[Records from a dataset]
****************************************

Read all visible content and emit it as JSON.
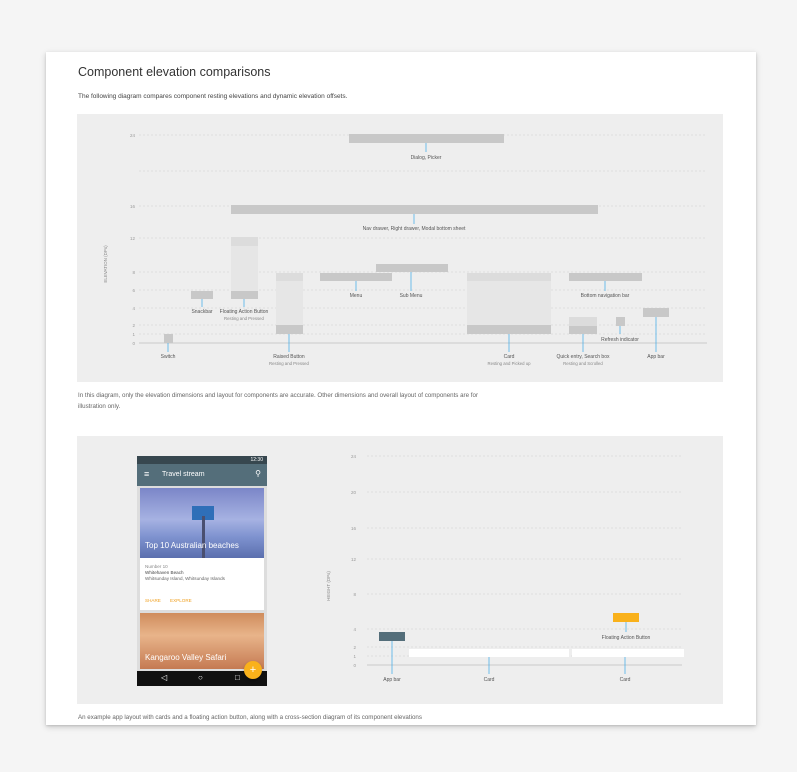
{
  "page": {
    "title": "Component elevation comparisons",
    "subtitle": "The following diagram compares component resting elevations and dynamic elevation offsets.",
    "caption1": "In this diagram, only the elevation dimensions and layout for components are accurate. Other dimensions and overall layout of components are for illustration only.",
    "caption2": "An example app layout with cards and a floating action button, along with a cross-section diagram of its component elevations"
  },
  "diagram1": {
    "axis_label": "ELEVATION (DPs)",
    "ticks": [
      "0",
      "1",
      "2",
      "3",
      "4",
      "6",
      "8",
      "9",
      "12",
      "16",
      "24"
    ],
    "labels": {
      "dialog": "Dialog, Picker",
      "nav_drawer": "Nav drawer, Right drawer, Modal bottom sheet",
      "menu": "Menu",
      "sub_menu": "Sub Menu",
      "bottom_nav": "Bottom navigation bar",
      "snackbar": "Snackbar",
      "fab": "Floating Action Button",
      "fab_sub": "Resting and Pressed",
      "refresh": "Refresh indicator",
      "switch": "Switch",
      "raised": "Raised Button",
      "raised_sub": "Resting and Pressed",
      "card": "Card",
      "card_sub": "Resting and Picked up",
      "quick": "Quick entry, Search box",
      "quick_sub": "Resting and Scrolled",
      "appbar": "App bar"
    }
  },
  "phone": {
    "time": "12:30",
    "app_title": "Travel stream",
    "menu_icon": "menu-icon",
    "search_icon": "search-icon",
    "card1_title": "Top 10 Australian beaches",
    "card1_line1": "Number 10",
    "card1_line2": "Whitehaven Beach",
    "card1_line3": "Whitsunday Island, Whitsunday Islands",
    "action_share": "SHARE",
    "action_explore": "EXPLORE",
    "card2_title": "Kangaroo Valley Safari",
    "fab_symbol": "+",
    "nav_back": "◁",
    "nav_home": "○",
    "nav_recent": "□"
  },
  "diagram2": {
    "axis_label": "HEIGHT (DPs)",
    "ticks": [
      "0",
      "1",
      "2",
      "4",
      "6",
      "8",
      "12",
      "16",
      "20",
      "24"
    ],
    "labels": {
      "appbar": "App bar",
      "card1": "Card",
      "card2": "Card",
      "fab": "Floating Action Button"
    },
    "colors": {
      "appbar": "#546e7a",
      "fab": "#f9b11b",
      "card": "#ffffff"
    }
  }
}
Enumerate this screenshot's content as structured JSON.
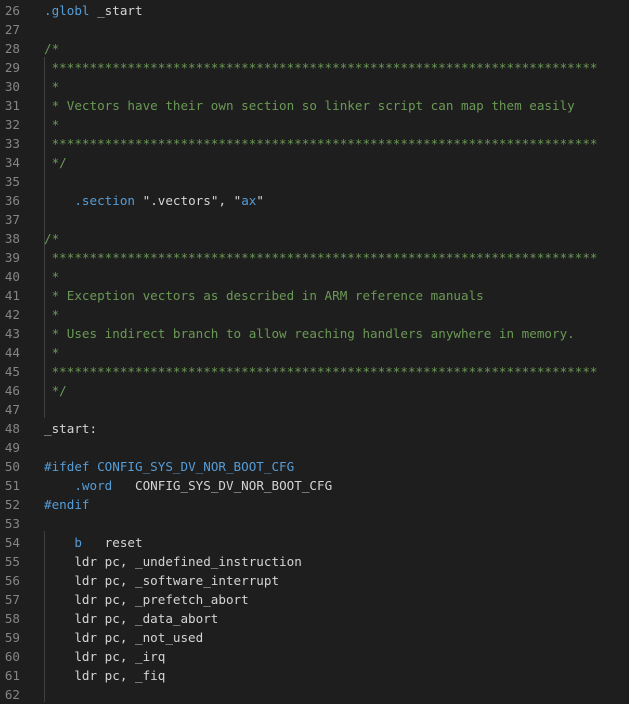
{
  "editor": {
    "lines": [
      {
        "n": "26",
        "tokens": [
          {
            "t": ".globl",
            "c": "kw"
          },
          {
            "t": " _start",
            "c": "plain"
          }
        ]
      },
      {
        "n": "27",
        "tokens": []
      },
      {
        "n": "28",
        "tokens": [
          {
            "t": "/*",
            "c": "cmt"
          }
        ]
      },
      {
        "n": "29",
        "tokens": [
          {
            "t": " ************************************************************************",
            "c": "cmt"
          }
        ]
      },
      {
        "n": "30",
        "tokens": [
          {
            "t": " *",
            "c": "cmt"
          }
        ]
      },
      {
        "n": "31",
        "tokens": [
          {
            "t": " * Vectors have their own section so linker script can map them easily",
            "c": "cmt"
          }
        ]
      },
      {
        "n": "32",
        "tokens": [
          {
            "t": " *",
            "c": "cmt"
          }
        ]
      },
      {
        "n": "33",
        "tokens": [
          {
            "t": " ************************************************************************",
            "c": "cmt"
          }
        ]
      },
      {
        "n": "34",
        "tokens": [
          {
            "t": " */",
            "c": "cmt"
          }
        ]
      },
      {
        "n": "35",
        "tokens": []
      },
      {
        "n": "36",
        "tokens": [
          {
            "t": "    ",
            "c": "plain"
          },
          {
            "t": ".section",
            "c": "kw"
          },
          {
            "t": " \"",
            "c": "plain"
          },
          {
            "t": ".vectors",
            "c": "plain"
          },
          {
            "t": "\", \"",
            "c": "plain"
          },
          {
            "t": "ax",
            "c": "kw"
          },
          {
            "t": "\"",
            "c": "plain"
          }
        ]
      },
      {
        "n": "37",
        "tokens": []
      },
      {
        "n": "38",
        "tokens": [
          {
            "t": "/*",
            "c": "cmt"
          }
        ]
      },
      {
        "n": "39",
        "tokens": [
          {
            "t": " ************************************************************************",
            "c": "cmt"
          }
        ]
      },
      {
        "n": "40",
        "tokens": [
          {
            "t": " *",
            "c": "cmt"
          }
        ]
      },
      {
        "n": "41",
        "tokens": [
          {
            "t": " * Exception vectors as described in ARM reference manuals",
            "c": "cmt"
          }
        ]
      },
      {
        "n": "42",
        "tokens": [
          {
            "t": " *",
            "c": "cmt"
          }
        ]
      },
      {
        "n": "43",
        "tokens": [
          {
            "t": " * Uses indirect branch to allow reaching handlers anywhere in memory.",
            "c": "cmt"
          }
        ]
      },
      {
        "n": "44",
        "tokens": [
          {
            "t": " *",
            "c": "cmt"
          }
        ]
      },
      {
        "n": "45",
        "tokens": [
          {
            "t": " ************************************************************************",
            "c": "cmt"
          }
        ]
      },
      {
        "n": "46",
        "tokens": [
          {
            "t": " */",
            "c": "cmt"
          }
        ]
      },
      {
        "n": "47",
        "tokens": []
      },
      {
        "n": "48",
        "tokens": [
          {
            "t": "_start:",
            "c": "plain"
          }
        ]
      },
      {
        "n": "49",
        "tokens": []
      },
      {
        "n": "50",
        "tokens": [
          {
            "t": "#ifdef",
            "c": "kw"
          },
          {
            "t": " CONFIG_SYS_DV_NOR_BOOT_CFG",
            "c": "kw"
          }
        ]
      },
      {
        "n": "51",
        "tokens": [
          {
            "t": "    ",
            "c": "plain"
          },
          {
            "t": ".word",
            "c": "kw"
          },
          {
            "t": "   CONFIG_SYS_DV_NOR_BOOT_CFG",
            "c": "plain"
          }
        ]
      },
      {
        "n": "52",
        "tokens": [
          {
            "t": "#endif",
            "c": "kw"
          }
        ]
      },
      {
        "n": "53",
        "tokens": []
      },
      {
        "n": "54",
        "tokens": [
          {
            "t": "    ",
            "c": "plain"
          },
          {
            "t": "b",
            "c": "kw"
          },
          {
            "t": "   reset",
            "c": "plain"
          }
        ]
      },
      {
        "n": "55",
        "tokens": [
          {
            "t": "    ldr pc, _undefined_instruction",
            "c": "plain"
          }
        ]
      },
      {
        "n": "56",
        "tokens": [
          {
            "t": "    ldr pc, _software_interrupt",
            "c": "plain"
          }
        ]
      },
      {
        "n": "57",
        "tokens": [
          {
            "t": "    ldr pc, _prefetch_abort",
            "c": "plain"
          }
        ]
      },
      {
        "n": "58",
        "tokens": [
          {
            "t": "    ldr pc, _data_abort",
            "c": "plain"
          }
        ]
      },
      {
        "n": "59",
        "tokens": [
          {
            "t": "    ldr pc, _not_used",
            "c": "plain"
          }
        ]
      },
      {
        "n": "60",
        "tokens": [
          {
            "t": "    ldr pc, _irq",
            "c": "plain"
          }
        ]
      },
      {
        "n": "61",
        "tokens": [
          {
            "t": "    ldr pc, _fiq",
            "c": "plain"
          }
        ]
      },
      {
        "n": "62",
        "tokens": []
      }
    ]
  }
}
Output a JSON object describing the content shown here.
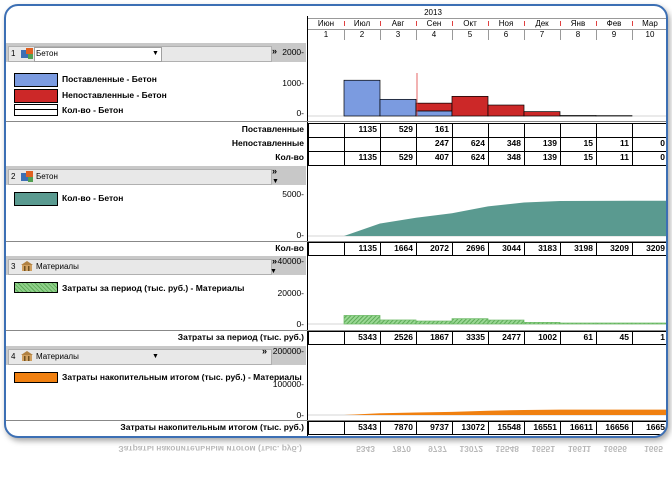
{
  "header": {
    "year": "2013",
    "months": [
      "Июн",
      "Июл",
      "Авг",
      "Сен",
      "Окт",
      "Ноя",
      "Дек",
      "Янв",
      "Фев",
      "Мар"
    ],
    "periods": [
      "1",
      "2",
      "3",
      "4",
      "5",
      "6",
      "7",
      "8",
      "9",
      "10"
    ]
  },
  "panel1": {
    "index": "1",
    "resource": "Бетон",
    "chevron": "»",
    "legend": [
      "Поставленные - Бетон",
      "Непоставленные - Бетон",
      "Кол-во - Бетон"
    ],
    "colors": {
      "delivered": "#7b9be0",
      "undelivered": "#cc2828",
      "qty": "#ffffff"
    },
    "yticks": [
      "2000-",
      "1000-",
      "0-"
    ],
    "chart_data": {
      "type": "bar",
      "categories": [
        "Июн",
        "Июл",
        "Авг",
        "Сен",
        "Окт",
        "Ноя",
        "Дек",
        "Янв",
        "Фев",
        "Мар"
      ],
      "series": [
        {
          "name": "Поставленные - Бетон",
          "values": [
            0,
            1135,
            529,
            161,
            0,
            0,
            0,
            0,
            0,
            0
          ]
        },
        {
          "name": "Непоставленные - Бетон",
          "values": [
            0,
            0,
            0,
            247,
            624,
            348,
            139,
            15,
            11,
            0
          ]
        }
      ],
      "ylim": [
        0,
        2000
      ]
    },
    "rows": [
      {
        "label": "Поставленные",
        "values": [
          "",
          "1135",
          "529",
          "161",
          "",
          "",
          "",
          "",
          "",
          ""
        ]
      },
      {
        "label": "Непоставленные",
        "values": [
          "",
          "",
          "",
          "247",
          "624",
          "348",
          "139",
          "15",
          "11",
          "0"
        ]
      },
      {
        "label": "Кол-во",
        "values": [
          "",
          "1135",
          "529",
          "407",
          "624",
          "348",
          "139",
          "15",
          "11",
          "0"
        ]
      }
    ]
  },
  "panel2": {
    "index": "2",
    "resource": "Бетон",
    "chevron": "»",
    "legend": [
      "Кол-во - Бетон"
    ],
    "colors": {
      "fill": "#5a9a90"
    },
    "yticks": [
      "5000-",
      "0-"
    ],
    "chart_data": {
      "type": "area",
      "categories": [
        "Июн",
        "Июл",
        "Авг",
        "Сен",
        "Окт",
        "Ноя",
        "Дек",
        "Янв",
        "Фев",
        "Мар"
      ],
      "series": [
        {
          "name": "Кол-во - Бетон",
          "values": [
            0,
            1135,
            1664,
            2072,
            2696,
            3044,
            3183,
            3198,
            3209,
            3209
          ]
        }
      ],
      "ylim": [
        0,
        6000
      ]
    },
    "rows": [
      {
        "label": "Кол-во",
        "values": [
          "",
          "1135",
          "1664",
          "2072",
          "2696",
          "3044",
          "3183",
          "3198",
          "3209",
          "3209"
        ]
      }
    ]
  },
  "panel3": {
    "index": "3",
    "resource": "Материалы",
    "chevron": "»",
    "legend": [
      "Затраты за период (тыс. руб.) - Материалы"
    ],
    "colors": {
      "fill": "#8fcf8a"
    },
    "yticks": [
      "40000-",
      "20000-",
      "0-"
    ],
    "chart_data": {
      "type": "bar",
      "categories": [
        "Июн",
        "Июл",
        "Авг",
        "Сен",
        "Окт",
        "Ноя",
        "Дек",
        "Янв",
        "Фев",
        "Мар"
      ],
      "series": [
        {
          "name": "Затраты за период (тыс. руб.) - Материалы",
          "values": [
            0,
            5343,
            2526,
            1867,
            3335,
            2477,
            1002,
            61,
            45,
            1
          ]
        }
      ],
      "ylim": [
        0,
        40000
      ]
    },
    "rows": [
      {
        "label": "Затраты за период (тыс. руб.)",
        "values": [
          "",
          "5343",
          "2526",
          "1867",
          "3335",
          "2477",
          "1002",
          "61",
          "45",
          "1"
        ]
      }
    ]
  },
  "panel4": {
    "index": "4",
    "resource": "Материалы",
    "chevron": "»",
    "legend": [
      "Затраты накопительным итогом (тыс. руб.) - Материалы"
    ],
    "colors": {
      "fill": "#f08010"
    },
    "yticks": [
      "200000-",
      "100000-",
      "0-"
    ],
    "chart_data": {
      "type": "area",
      "categories": [
        "Июн",
        "Июл",
        "Авг",
        "Сен",
        "Окт",
        "Ноя",
        "Дек",
        "Янв",
        "Фев",
        "Мар"
      ],
      "series": [
        {
          "name": "Затраты накопительным итогом (тыс. руб.) - Материалы",
          "values": [
            0,
            5343,
            7870,
            9737,
            13072,
            15548,
            16551,
            16611,
            16656,
            16657
          ]
        }
      ],
      "ylim": [
        0,
        200000
      ]
    },
    "rows": [
      {
        "label": "Затраты накопительным итогом (тыс. руб.)",
        "values": [
          "",
          "5343",
          "7870",
          "9737",
          "13072",
          "15548",
          "16551",
          "16611",
          "16656",
          "1665"
        ]
      }
    ]
  }
}
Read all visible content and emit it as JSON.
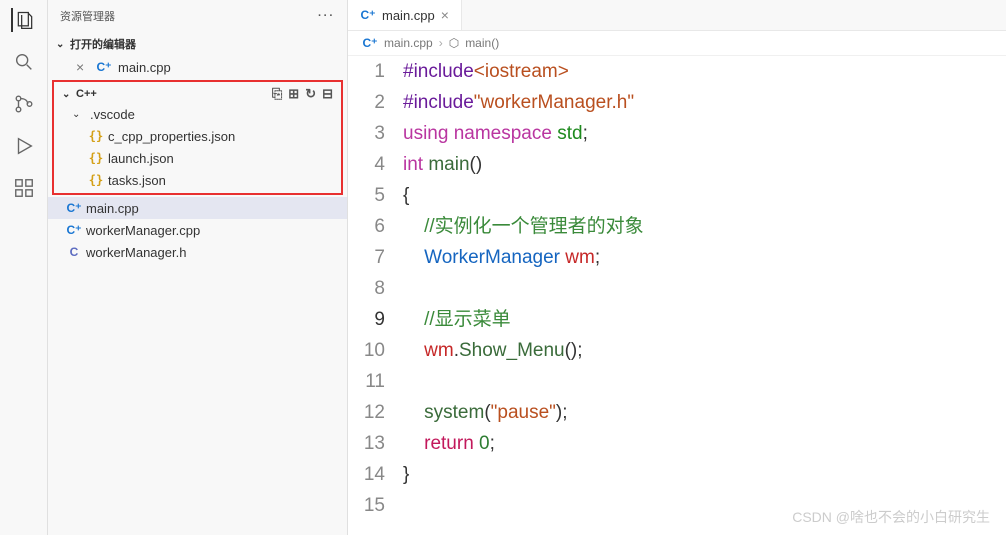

****************************************

#### Task requirements
Go through the listing above and return every line where the word "Непоставленные" occurs.

#### Worked solution
      "Непоставленные - Бетон",
          "name": "Непоставленные - Бетон",
        "label": "Непоставленные",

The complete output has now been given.